**Task brief**
Copy every line of the data exactly, leaving nothing out.

**Record list**
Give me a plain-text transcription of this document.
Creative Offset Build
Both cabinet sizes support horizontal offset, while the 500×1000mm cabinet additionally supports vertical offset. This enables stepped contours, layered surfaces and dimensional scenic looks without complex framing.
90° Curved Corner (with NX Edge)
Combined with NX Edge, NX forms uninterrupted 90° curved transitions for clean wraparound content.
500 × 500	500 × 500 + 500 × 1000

**The output**
Give me a plain-text transcription of this document.
Creative Offset Build
Both cabinet sizes support horizontal offset, while the 500×1000mm cabinet additionally supports vertical offset. This enables stepped contours, layered surfaces and dimensional scenic looks without complex framing.
90° Curved Corner (with NX Edge)
Combined with NX Edge, NX forms uninterrupted 90° curved transitions for clean wraparound content.
500 × 500	500 × 500 + 500 × 1000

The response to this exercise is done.